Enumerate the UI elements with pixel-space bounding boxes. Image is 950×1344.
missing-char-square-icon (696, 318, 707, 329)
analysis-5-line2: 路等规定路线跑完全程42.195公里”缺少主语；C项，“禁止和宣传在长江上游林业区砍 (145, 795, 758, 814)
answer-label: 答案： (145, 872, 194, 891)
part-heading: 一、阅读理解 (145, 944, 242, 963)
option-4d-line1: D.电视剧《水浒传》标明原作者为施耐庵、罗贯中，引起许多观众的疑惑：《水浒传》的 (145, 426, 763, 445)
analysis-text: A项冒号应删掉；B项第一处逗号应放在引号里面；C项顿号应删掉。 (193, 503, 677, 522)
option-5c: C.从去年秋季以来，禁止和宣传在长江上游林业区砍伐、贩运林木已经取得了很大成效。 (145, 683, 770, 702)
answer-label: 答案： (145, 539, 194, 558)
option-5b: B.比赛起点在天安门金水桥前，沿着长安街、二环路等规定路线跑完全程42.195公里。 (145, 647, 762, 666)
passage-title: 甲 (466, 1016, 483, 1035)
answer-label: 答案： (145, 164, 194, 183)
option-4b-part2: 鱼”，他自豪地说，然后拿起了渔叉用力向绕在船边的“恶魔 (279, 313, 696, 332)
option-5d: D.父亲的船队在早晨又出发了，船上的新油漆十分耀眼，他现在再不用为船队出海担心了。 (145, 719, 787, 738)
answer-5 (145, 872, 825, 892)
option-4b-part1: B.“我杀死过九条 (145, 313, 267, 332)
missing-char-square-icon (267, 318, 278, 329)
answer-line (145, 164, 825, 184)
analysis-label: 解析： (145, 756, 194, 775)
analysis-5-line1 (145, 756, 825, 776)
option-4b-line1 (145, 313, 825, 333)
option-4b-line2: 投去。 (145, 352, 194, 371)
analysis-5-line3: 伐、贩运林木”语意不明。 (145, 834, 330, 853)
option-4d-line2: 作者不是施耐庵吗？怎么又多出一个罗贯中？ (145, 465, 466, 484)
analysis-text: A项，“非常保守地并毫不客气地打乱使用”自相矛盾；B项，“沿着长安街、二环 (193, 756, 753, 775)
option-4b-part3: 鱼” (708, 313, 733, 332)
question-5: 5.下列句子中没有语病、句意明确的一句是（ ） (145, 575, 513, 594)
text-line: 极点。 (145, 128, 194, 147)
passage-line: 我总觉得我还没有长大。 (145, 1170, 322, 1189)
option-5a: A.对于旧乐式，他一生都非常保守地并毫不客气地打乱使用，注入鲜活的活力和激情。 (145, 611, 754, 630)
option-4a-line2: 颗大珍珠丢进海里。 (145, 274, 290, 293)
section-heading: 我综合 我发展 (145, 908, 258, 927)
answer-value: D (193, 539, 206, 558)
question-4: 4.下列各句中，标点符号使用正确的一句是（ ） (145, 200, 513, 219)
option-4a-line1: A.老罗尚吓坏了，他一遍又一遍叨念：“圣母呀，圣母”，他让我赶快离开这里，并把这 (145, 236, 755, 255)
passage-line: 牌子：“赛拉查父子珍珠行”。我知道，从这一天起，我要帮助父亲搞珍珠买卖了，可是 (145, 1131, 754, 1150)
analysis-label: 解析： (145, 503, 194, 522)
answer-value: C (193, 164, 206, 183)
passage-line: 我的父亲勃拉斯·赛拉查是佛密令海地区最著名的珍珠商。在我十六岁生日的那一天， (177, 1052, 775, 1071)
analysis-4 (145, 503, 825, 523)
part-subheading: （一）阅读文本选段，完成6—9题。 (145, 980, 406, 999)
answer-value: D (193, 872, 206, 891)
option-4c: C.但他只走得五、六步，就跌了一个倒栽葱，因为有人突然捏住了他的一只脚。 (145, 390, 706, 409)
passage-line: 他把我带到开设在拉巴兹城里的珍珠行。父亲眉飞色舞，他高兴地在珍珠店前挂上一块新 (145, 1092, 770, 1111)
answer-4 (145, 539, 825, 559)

━━━━━━━━━━━━━━━━━━━━━━━━━━━━━━

Challenge -
Reproduce every line of the data above, swapping "answer-label" for "answer-tag" wherever it occurs and leaving everything else unchanged.

Written response -
Enumerate the UI elements with pixel-space bounding boxes. Image is 950×1344.
missing-char-square-icon (696, 318, 707, 329)
analysis-5-line2: 路等规定路线跑完全程42.195公里”缺少主语；C项，“禁止和宣传在长江上游林业区砍 (145, 795, 758, 814)
answer-tag: 答案： (145, 872, 194, 891)
part-heading: 一、阅读理解 (145, 944, 242, 963)
option-4d-line1: D.电视剧《水浒传》标明原作者为施耐庵、罗贯中，引起许多观众的疑惑：《水浒传》的 (145, 426, 763, 445)
analysis-text: A项冒号应删掉；B项第一处逗号应放在引号里面；C项顿号应删掉。 (193, 503, 677, 522)
option-5c: C.从去年秋季以来，禁止和宣传在长江上游林业区砍伐、贩运林木已经取得了很大成效。 (145, 683, 770, 702)
answer-tag: 答案： (145, 539, 194, 558)
option-5b: B.比赛起点在天安门金水桥前，沿着长安街、二环路等规定路线跑完全程42.195公里。 (145, 647, 762, 666)
passage-title: 甲 (466, 1016, 483, 1035)
answer-tag: 答案： (145, 164, 194, 183)
option-4b-part2: 鱼”，他自豪地说，然后拿起了渔叉用力向绕在船边的“恶魔 (279, 313, 696, 332)
option-5d: D.父亲的船队在早晨又出发了，船上的新油漆十分耀眼，他现在再不用为船队出海担心了。 (145, 719, 787, 738)
answer-5 (145, 872, 825, 892)
option-4b-part1: B.“我杀死过九条 (145, 313, 267, 332)
missing-char-square-icon (267, 318, 278, 329)
answer-line (145, 164, 825, 184)
analysis-label: 解析： (145, 756, 194, 775)
analysis-5-line1 (145, 756, 825, 776)
option-4b-line1 (145, 313, 825, 333)
option-4b-line2: 投去。 (145, 352, 194, 371)
analysis-5-line3: 伐、贩运林木”语意不明。 (145, 834, 330, 853)
option-4d-line2: 作者不是施耐庵吗？怎么又多出一个罗贯中？ (145, 465, 466, 484)
analysis-text: A项，“非常保守地并毫不客气地打乱使用”自相矛盾；B项，“沿着长安街、二环 (193, 756, 753, 775)
option-4b-part3: 鱼” (708, 313, 733, 332)
question-5: 5.下列句子中没有语病、句意明确的一句是（ ） (145, 575, 513, 594)
text-line: 极点。 (145, 128, 194, 147)
passage-line: 我总觉得我还没有长大。 (145, 1170, 322, 1189)
option-5a: A.对于旧乐式，他一生都非常保守地并毫不客气地打乱使用，注入鲜活的活力和激情。 (145, 611, 754, 630)
option-4a-line2: 颗大珍珠丢进海里。 (145, 274, 290, 293)
section-heading: 我综合 我发展 (145, 908, 258, 927)
answer-value: D (193, 539, 206, 558)
question-4: 4.下列各句中，标点符号使用正确的一句是（ ） (145, 200, 513, 219)
option-4a-line1: A.老罗尚吓坏了，他一遍又一遍叨念：“圣母呀，圣母”，他让我赶快离开这里，并把这 (145, 236, 755, 255)
passage-line: 牌子：“赛拉查父子珍珠行”。我知道，从这一天起，我要帮助父亲搞珍珠买卖了，可是 (145, 1131, 754, 1150)
analysis-label: 解析： (145, 503, 194, 522)
answer-value: C (193, 164, 206, 183)
passage-line: 我的父亲勃拉斯·赛拉查是佛密令海地区最著名的珍珠商。在我十六岁生日的那一天， (177, 1052, 775, 1071)
analysis-4 (145, 503, 825, 523)
part-subheading: （一）阅读文本选段，完成6—9题。 (145, 980, 406, 999)
answer-value: D (193, 872, 206, 891)
option-4c: C.但他只走得五、六步，就跌了一个倒栽葱，因为有人突然捏住了他的一只脚。 (145, 390, 706, 409)
passage-line: 他把我带到开设在拉巴兹城里的珍珠行。父亲眉飞色舞，他高兴地在珍珠店前挂上一块新 (145, 1092, 770, 1111)
answer-4 (145, 539, 825, 559)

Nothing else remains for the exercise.